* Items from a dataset
====

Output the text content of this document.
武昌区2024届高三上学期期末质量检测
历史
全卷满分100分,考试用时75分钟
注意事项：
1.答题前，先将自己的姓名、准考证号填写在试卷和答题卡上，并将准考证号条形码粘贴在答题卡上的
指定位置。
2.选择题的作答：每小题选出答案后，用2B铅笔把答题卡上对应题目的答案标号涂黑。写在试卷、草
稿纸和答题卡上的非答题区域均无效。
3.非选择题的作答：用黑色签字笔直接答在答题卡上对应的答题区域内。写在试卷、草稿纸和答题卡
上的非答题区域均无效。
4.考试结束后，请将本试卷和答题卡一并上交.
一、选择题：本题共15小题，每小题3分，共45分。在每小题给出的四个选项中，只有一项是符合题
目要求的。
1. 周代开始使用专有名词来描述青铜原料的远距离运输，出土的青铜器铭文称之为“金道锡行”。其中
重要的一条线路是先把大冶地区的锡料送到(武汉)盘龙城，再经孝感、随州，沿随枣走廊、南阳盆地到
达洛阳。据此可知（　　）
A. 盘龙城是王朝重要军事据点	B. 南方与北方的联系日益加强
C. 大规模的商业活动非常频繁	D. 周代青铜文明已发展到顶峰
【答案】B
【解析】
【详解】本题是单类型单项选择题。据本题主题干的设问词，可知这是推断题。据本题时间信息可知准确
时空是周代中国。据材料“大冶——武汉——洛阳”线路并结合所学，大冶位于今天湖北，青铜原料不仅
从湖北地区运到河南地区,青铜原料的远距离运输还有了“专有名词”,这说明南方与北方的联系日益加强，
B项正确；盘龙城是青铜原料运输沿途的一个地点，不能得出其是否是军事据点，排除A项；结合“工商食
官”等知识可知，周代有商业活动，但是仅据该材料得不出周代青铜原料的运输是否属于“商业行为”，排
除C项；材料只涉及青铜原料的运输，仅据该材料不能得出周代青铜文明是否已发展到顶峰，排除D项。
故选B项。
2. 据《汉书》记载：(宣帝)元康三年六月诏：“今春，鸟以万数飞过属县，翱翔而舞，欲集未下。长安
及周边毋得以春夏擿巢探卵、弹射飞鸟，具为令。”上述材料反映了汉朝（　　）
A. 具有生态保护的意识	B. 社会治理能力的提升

====

* WHAT THIS TASK INVOLVES
Quote the data above in full, changing nothing.

* WRITTEN ANSWER
Output the text content of this document.
武昌区2024届高三上学期期末质量检测
历史
全卷满分100分,考试用时75分钟
注意事项：
1.答题前，先将自己的姓名、准考证号填写在试卷和答题卡上，并将准考证号条形码粘贴在答题卡上的
指定位置。
2.选择题的作答：每小题选出答案后，用2B铅笔把答题卡上对应题目的答案标号涂黑。写在试卷、草
稿纸和答题卡上的非答题区域均无效。
3.非选择题的作答：用黑色签字笔直接答在答题卡上对应的答题区域内。写在试卷、草稿纸和答题卡
上的非答题区域均无效。
4.考试结束后，请将本试卷和答题卡一并上交.
一、选择题：本题共15小题，每小题3分，共45分。在每小题给出的四个选项中，只有一项是符合题
目要求的。
1. 周代开始使用专有名词来描述青铜原料的远距离运输，出土的青铜器铭文称之为“金道锡行”。其中
重要的一条线路是先把大冶地区的锡料送到(武汉)盘龙城，再经孝感、随州，沿随枣走廊、南阳盆地到
达洛阳。据此可知（　　）
A. 盘龙城是王朝重要军事据点	B. 南方与北方的联系日益加强
C. 大规模的商业活动非常频繁	D. 周代青铜文明已发展到顶峰
【答案】B
【解析】
【详解】本题是单类型单项选择题。据本题主题干的设问词，可知这是推断题。据本题时间信息可知准确
时空是周代中国。据材料“大冶——武汉——洛阳”线路并结合所学，大冶位于今天湖北，青铜原料不仅
从湖北地区运到河南地区,青铜原料的远距离运输还有了“专有名词”,这说明南方与北方的联系日益加强，
B项正确；盘龙城是青铜原料运输沿途的一个地点，不能得出其是否是军事据点，排除A项；结合“工商食
官”等知识可知，周代有商业活动，但是仅据该材料得不出周代青铜原料的运输是否属于“商业行为”，排
除C项；材料只涉及青铜原料的运输，仅据该材料不能得出周代青铜文明是否已发展到顶峰，排除D项。
故选B项。
2. 据《汉书》记载：(宣帝)元康三年六月诏：“今春，鸟以万数飞过属县，翱翔而舞，欲集未下。长安
及周边毋得以春夏擿巢探卵、弹射飞鸟，具为令。”上述材料反映了汉朝（　　）
A. 具有生态保护的意识	B. 社会治理能力的提升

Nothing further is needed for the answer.